* Start RECORDS FOR PROCESSING *
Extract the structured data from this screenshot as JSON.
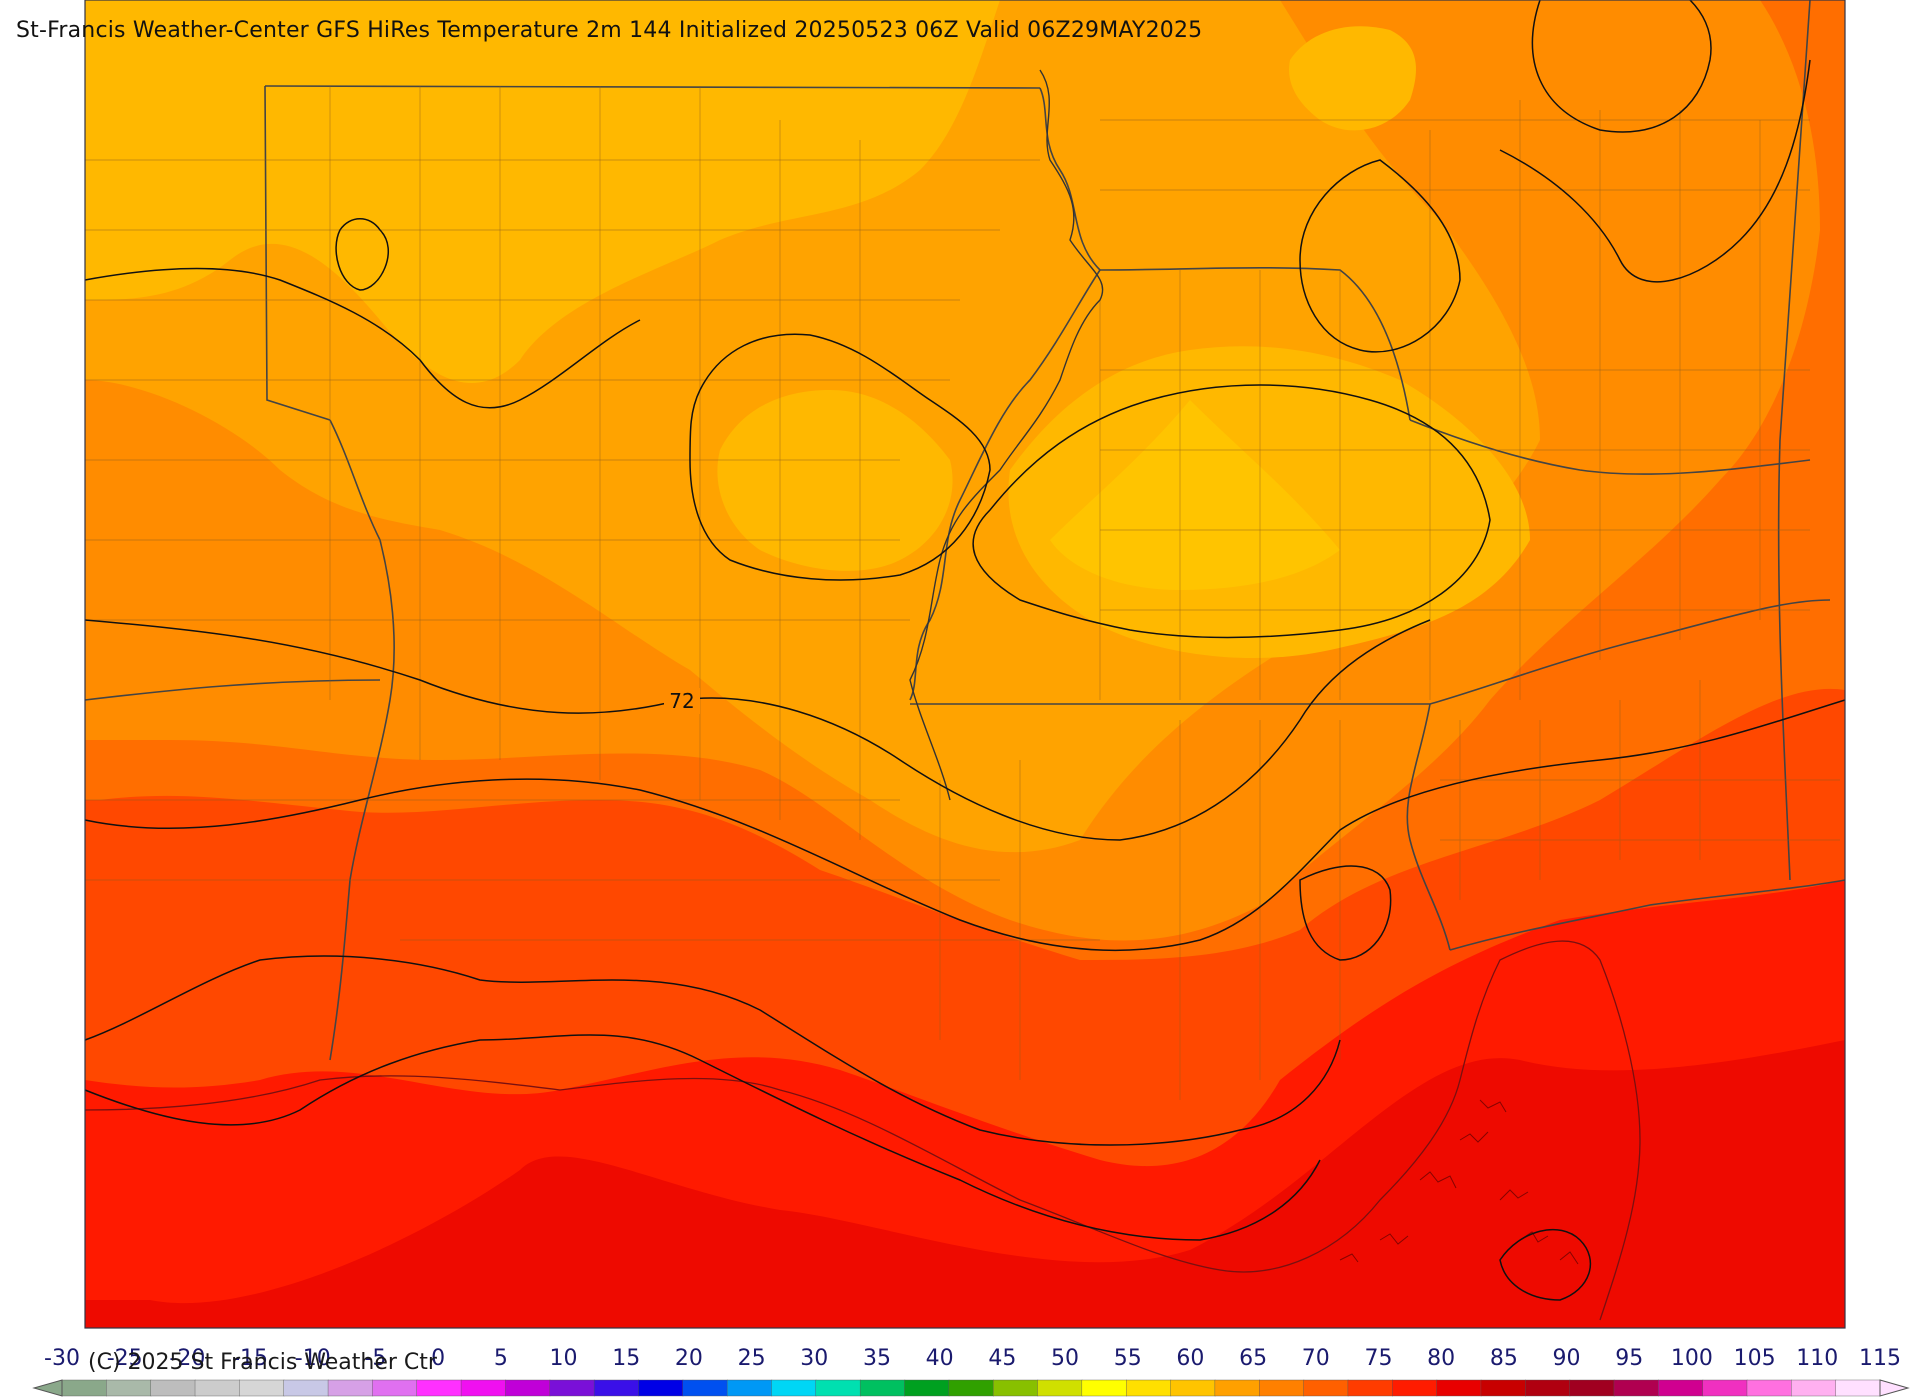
{
  "header": {
    "title": "St-Francis Weather-Center GFS HiRes Temperature 2m  144 Initialized 20250523 06Z Valid 06Z29MAY2025"
  },
  "map": {
    "contour_label": "72",
    "band_colors": {
      "t55": "#ffb800",
      "t60": "#ffa300",
      "t65": "#ff8c00",
      "t70": "#ff6e00",
      "t75": "#ff4800",
      "t80": "#ff1a00",
      "t85": "#ee0a00"
    }
  },
  "legend": {
    "min": -30,
    "max": 115,
    "step": 5,
    "ticks": [
      "-30",
      "-25",
      "-20",
      "-15",
      "-10",
      "-5",
      "0",
      "5",
      "10",
      "15",
      "20",
      "25",
      "30",
      "35",
      "40",
      "45",
      "50",
      "55",
      "60",
      "65",
      "70",
      "75",
      "80",
      "85",
      "90",
      "95",
      "100",
      "105",
      "110",
      "115"
    ],
    "colors": [
      "#8aa88a",
      "#a9b9a9",
      "#bdbdbd",
      "#cccccc",
      "#d6d6d6",
      "#c8c8e6",
      "#d6a0e6",
      "#e070f0",
      "#ff30ff",
      "#f010f0",
      "#c000d8",
      "#7a10d8",
      "#3a10e8",
      "#0000e6",
      "#0050f0",
      "#0098f5",
      "#00d6f5",
      "#00e0b0",
      "#00c060",
      "#00a020",
      "#30a000",
      "#88c000",
      "#d0e000",
      "#ffff00",
      "#ffe000",
      "#ffc400",
      "#ffa000",
      "#ff8000",
      "#ff6000",
      "#ff3c00",
      "#ff1c00",
      "#e80000",
      "#c80000",
      "#b00010",
      "#a00020",
      "#b00050",
      "#d00090",
      "#f030c0",
      "#ff70e0",
      "#ffb0f0",
      "#ffe0ff"
    ]
  },
  "footer": {
    "copyright": "(C) 2025 St Francis Weather Ctr"
  }
}
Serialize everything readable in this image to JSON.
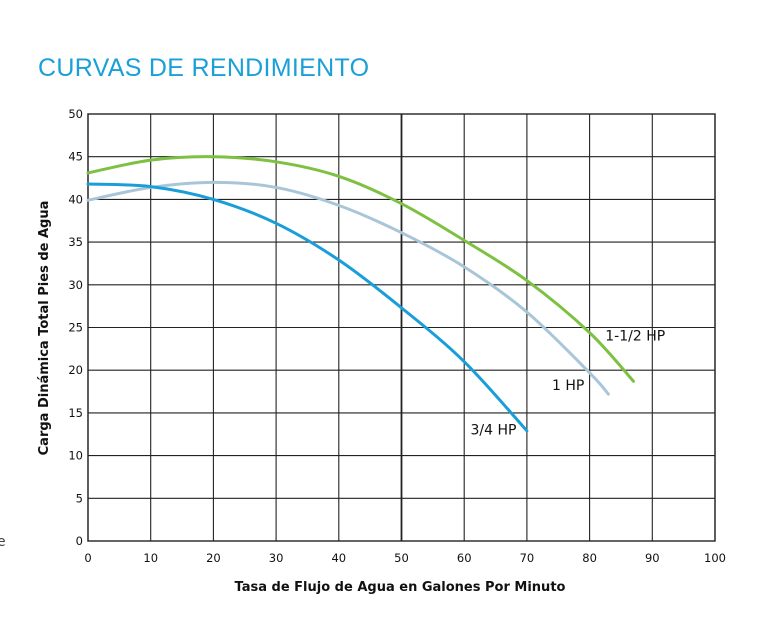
{
  "chart_data": {
    "type": "line",
    "title": "CURVAS DE RENDIMIENTO",
    "xlabel": "Tasa de Flujo de Agua en Galones Por Minuto",
    "ylabel": "Carga Dinámica Total Pies de Agua",
    "xlim": [
      0,
      100
    ],
    "ylim": [
      0,
      50
    ],
    "xticks": [
      0,
      10,
      20,
      30,
      40,
      50,
      60,
      70,
      80,
      90,
      100
    ],
    "yticks": [
      0,
      5,
      10,
      15,
      20,
      25,
      30,
      35,
      40,
      45,
      50
    ],
    "grid": true,
    "legend_position": "inline labels at curve ends",
    "series": [
      {
        "name": "1-1/2 HP",
        "color": "#7dc142",
        "x": [
          0,
          10,
          20,
          30,
          40,
          50,
          60,
          70,
          80,
          87
        ],
        "y": [
          43.1,
          44.6,
          45.0,
          44.4,
          42.7,
          39.5,
          35.2,
          30.5,
          24.4,
          18.7
        ]
      },
      {
        "name": "1 HP",
        "color": "#a9c6d8",
        "x": [
          0,
          10,
          20,
          30,
          40,
          50,
          60,
          70,
          80,
          83
        ],
        "y": [
          39.9,
          41.4,
          42.0,
          41.4,
          39.3,
          36.1,
          32.1,
          26.8,
          19.7,
          17.2
        ]
      },
      {
        "name": "3/4 HP",
        "color": "#1a9ed9",
        "x": [
          0,
          10,
          20,
          30,
          40,
          50,
          60,
          70
        ],
        "y": [
          41.8,
          41.5,
          40.0,
          37.2,
          32.9,
          27.3,
          21.0,
          12.9
        ]
      }
    ],
    "annotations": [
      {
        "text": "1-1/2 HP",
        "x": 82.5,
        "y": 23.5
      },
      {
        "text": "1 HP",
        "x": 74,
        "y": 17.7
      },
      {
        "text": "3/4 HP",
        "x": 61,
        "y": 12.5
      }
    ]
  },
  "page": {
    "title": "CURVAS DE RENDIMIENTO",
    "edge_fragment": "e"
  }
}
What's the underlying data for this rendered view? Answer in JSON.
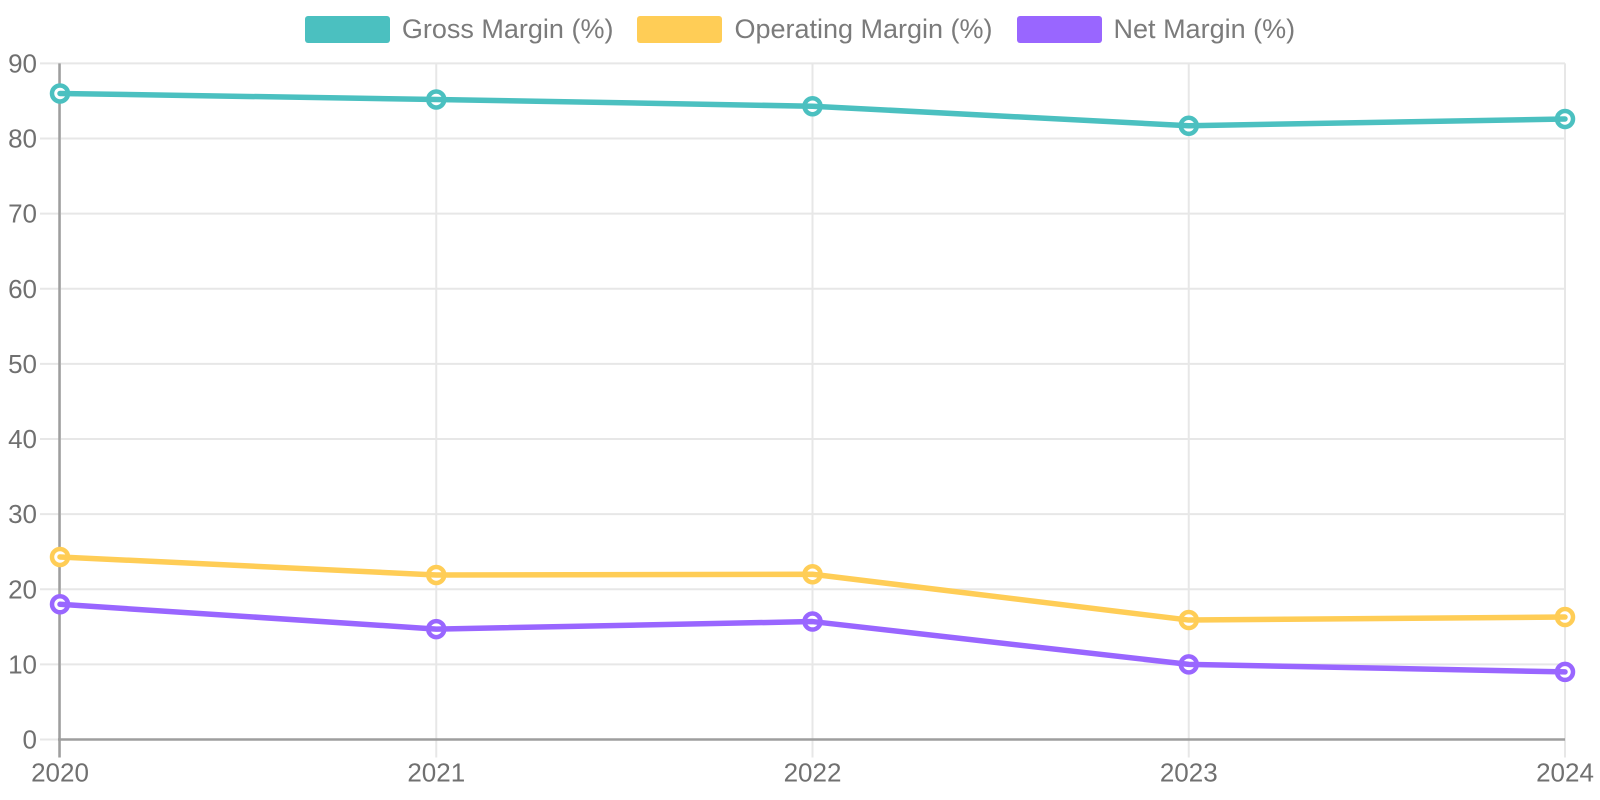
{
  "chart_data": {
    "type": "line",
    "title": "",
    "categories": [
      "2020",
      "2021",
      "2022",
      "2023",
      "2024"
    ],
    "series": [
      {
        "name": "Gross Margin (%)",
        "color": "#4bc0c0",
        "values": [
          86.0,
          85.2,
          84.3,
          81.7,
          82.6
        ]
      },
      {
        "name": "Operating Margin (%)",
        "color": "#ffcd56",
        "values": [
          24.3,
          21.9,
          22.0,
          15.9,
          16.3
        ]
      },
      {
        "name": "Net Margin (%)",
        "color": "#9966ff",
        "values": [
          18.0,
          14.7,
          15.7,
          10.0,
          9.0
        ]
      }
    ],
    "xlabel": "",
    "ylabel": "",
    "ylim": [
      0,
      90
    ],
    "y_ticks": [
      0,
      10,
      20,
      30,
      40,
      50,
      60,
      70,
      80,
      90
    ],
    "grid": true,
    "legend_position": "top",
    "point_style": "hollow-circle",
    "background_color": "#ffffff",
    "grid_color": "#e7e7e7",
    "axis_color": "#9e9e9e",
    "text_color": "#707070"
  }
}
* End RECORDS FOR PROCESSING *
● THE EXERCISE
State only the number of lines in these entries that contain "Francis".

● EXERCISE RESULT
2